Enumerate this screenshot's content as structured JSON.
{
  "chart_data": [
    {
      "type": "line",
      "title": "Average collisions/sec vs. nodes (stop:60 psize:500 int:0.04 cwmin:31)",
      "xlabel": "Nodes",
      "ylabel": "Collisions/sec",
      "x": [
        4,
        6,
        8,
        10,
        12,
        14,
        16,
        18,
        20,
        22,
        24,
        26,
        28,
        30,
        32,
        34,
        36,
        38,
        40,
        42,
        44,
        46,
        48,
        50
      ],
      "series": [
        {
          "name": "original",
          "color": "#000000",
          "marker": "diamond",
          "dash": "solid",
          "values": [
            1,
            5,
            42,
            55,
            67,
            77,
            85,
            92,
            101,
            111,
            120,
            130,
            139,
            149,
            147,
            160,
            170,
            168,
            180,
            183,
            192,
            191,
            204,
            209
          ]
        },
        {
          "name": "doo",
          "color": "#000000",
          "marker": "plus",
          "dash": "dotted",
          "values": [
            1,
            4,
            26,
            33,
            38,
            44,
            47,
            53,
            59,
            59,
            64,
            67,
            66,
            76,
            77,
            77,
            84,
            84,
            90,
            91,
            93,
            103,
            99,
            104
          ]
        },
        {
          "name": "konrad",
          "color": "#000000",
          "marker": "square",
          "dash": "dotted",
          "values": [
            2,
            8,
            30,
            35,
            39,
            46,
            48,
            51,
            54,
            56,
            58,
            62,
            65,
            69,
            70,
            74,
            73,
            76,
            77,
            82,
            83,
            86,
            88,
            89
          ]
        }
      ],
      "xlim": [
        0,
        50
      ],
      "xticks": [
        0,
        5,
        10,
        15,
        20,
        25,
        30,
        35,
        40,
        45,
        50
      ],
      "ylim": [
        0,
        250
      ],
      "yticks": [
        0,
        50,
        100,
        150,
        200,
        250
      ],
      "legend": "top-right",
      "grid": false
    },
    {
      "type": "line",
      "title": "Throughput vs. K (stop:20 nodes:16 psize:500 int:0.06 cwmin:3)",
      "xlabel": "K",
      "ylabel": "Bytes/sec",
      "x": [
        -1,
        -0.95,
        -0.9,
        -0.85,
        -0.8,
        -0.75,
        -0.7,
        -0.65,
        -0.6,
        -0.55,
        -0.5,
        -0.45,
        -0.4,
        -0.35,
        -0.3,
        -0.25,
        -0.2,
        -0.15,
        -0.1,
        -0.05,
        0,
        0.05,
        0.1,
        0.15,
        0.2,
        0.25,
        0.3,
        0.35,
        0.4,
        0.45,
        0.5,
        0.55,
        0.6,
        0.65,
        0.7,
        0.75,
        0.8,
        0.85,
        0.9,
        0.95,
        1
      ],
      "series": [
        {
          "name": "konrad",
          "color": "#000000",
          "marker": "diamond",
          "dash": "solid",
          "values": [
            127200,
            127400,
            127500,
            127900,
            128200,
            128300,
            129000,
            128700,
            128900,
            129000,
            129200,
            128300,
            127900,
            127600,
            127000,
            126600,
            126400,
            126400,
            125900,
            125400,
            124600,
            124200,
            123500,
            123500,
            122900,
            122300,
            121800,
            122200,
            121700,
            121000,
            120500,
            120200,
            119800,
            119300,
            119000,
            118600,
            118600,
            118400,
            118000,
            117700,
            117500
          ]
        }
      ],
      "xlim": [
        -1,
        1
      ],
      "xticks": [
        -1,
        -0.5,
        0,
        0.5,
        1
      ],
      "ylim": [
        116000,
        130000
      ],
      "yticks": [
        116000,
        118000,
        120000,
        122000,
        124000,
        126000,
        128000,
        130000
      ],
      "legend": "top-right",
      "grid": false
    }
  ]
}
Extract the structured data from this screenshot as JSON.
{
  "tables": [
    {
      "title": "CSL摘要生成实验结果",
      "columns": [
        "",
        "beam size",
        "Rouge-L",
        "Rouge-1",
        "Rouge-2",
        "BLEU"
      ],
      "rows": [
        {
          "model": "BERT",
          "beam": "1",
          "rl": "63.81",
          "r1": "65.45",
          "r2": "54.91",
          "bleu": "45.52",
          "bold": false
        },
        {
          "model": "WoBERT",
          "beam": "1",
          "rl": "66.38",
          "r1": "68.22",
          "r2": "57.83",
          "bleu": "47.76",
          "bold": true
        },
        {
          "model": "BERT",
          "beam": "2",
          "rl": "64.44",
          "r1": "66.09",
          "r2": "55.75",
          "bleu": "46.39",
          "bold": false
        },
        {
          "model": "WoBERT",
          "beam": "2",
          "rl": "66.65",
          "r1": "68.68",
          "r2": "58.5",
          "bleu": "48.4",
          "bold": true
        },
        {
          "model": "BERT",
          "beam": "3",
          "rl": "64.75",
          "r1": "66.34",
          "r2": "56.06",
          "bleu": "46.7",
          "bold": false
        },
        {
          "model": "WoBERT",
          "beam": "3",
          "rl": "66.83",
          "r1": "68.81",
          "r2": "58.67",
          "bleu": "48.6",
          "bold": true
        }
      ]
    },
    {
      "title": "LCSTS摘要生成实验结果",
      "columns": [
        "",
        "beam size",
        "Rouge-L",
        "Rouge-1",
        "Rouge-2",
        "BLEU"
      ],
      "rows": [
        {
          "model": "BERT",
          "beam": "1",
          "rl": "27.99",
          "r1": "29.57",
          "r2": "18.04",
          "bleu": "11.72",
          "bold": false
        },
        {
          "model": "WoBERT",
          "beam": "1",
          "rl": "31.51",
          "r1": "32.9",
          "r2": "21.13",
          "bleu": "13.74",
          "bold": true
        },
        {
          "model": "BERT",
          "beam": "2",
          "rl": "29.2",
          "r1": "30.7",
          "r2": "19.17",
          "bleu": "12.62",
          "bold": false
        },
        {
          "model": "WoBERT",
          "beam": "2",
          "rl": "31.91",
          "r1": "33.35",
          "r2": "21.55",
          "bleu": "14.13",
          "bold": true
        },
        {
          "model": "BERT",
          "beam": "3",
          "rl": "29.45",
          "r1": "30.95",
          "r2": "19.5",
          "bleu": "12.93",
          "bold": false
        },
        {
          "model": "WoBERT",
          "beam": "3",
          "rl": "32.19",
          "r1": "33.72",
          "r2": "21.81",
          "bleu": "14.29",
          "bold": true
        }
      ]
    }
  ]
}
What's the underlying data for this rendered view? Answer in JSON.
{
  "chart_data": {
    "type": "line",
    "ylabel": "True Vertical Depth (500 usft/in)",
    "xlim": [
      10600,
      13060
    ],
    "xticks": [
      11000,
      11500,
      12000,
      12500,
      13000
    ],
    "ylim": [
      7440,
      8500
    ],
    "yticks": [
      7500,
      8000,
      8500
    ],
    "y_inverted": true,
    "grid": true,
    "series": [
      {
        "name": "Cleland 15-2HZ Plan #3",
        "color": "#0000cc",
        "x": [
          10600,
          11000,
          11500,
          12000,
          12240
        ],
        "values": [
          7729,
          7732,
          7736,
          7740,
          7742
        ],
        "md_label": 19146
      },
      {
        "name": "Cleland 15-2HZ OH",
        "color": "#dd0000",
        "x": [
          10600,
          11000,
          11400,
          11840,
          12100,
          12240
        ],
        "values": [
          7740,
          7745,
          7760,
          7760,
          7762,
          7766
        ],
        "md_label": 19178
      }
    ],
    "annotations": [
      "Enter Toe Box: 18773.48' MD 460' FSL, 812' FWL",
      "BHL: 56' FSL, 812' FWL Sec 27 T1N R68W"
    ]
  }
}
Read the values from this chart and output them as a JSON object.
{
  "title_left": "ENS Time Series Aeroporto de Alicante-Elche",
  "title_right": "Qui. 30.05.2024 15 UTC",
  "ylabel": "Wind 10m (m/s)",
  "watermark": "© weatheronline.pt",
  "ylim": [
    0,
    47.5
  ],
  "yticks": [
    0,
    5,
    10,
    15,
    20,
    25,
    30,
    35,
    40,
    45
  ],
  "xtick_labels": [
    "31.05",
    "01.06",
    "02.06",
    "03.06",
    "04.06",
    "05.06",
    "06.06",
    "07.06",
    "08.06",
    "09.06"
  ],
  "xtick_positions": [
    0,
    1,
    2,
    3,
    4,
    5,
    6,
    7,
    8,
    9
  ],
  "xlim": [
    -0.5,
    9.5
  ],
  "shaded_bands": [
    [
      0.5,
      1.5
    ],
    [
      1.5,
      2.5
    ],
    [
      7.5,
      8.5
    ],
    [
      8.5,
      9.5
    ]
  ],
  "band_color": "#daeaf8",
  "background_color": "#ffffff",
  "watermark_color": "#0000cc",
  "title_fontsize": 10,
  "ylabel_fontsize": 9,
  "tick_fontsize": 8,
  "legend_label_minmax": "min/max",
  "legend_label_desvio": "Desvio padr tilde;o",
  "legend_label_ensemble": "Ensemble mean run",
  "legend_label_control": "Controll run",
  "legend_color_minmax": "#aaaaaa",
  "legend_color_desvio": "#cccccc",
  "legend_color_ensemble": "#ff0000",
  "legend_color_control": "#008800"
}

== == ==

*GIVEN REQUEST*
From the data above, work out how many lines contain the string "psize" and reply with only the number.

*SOLUTION TO THE PROBLEM*
2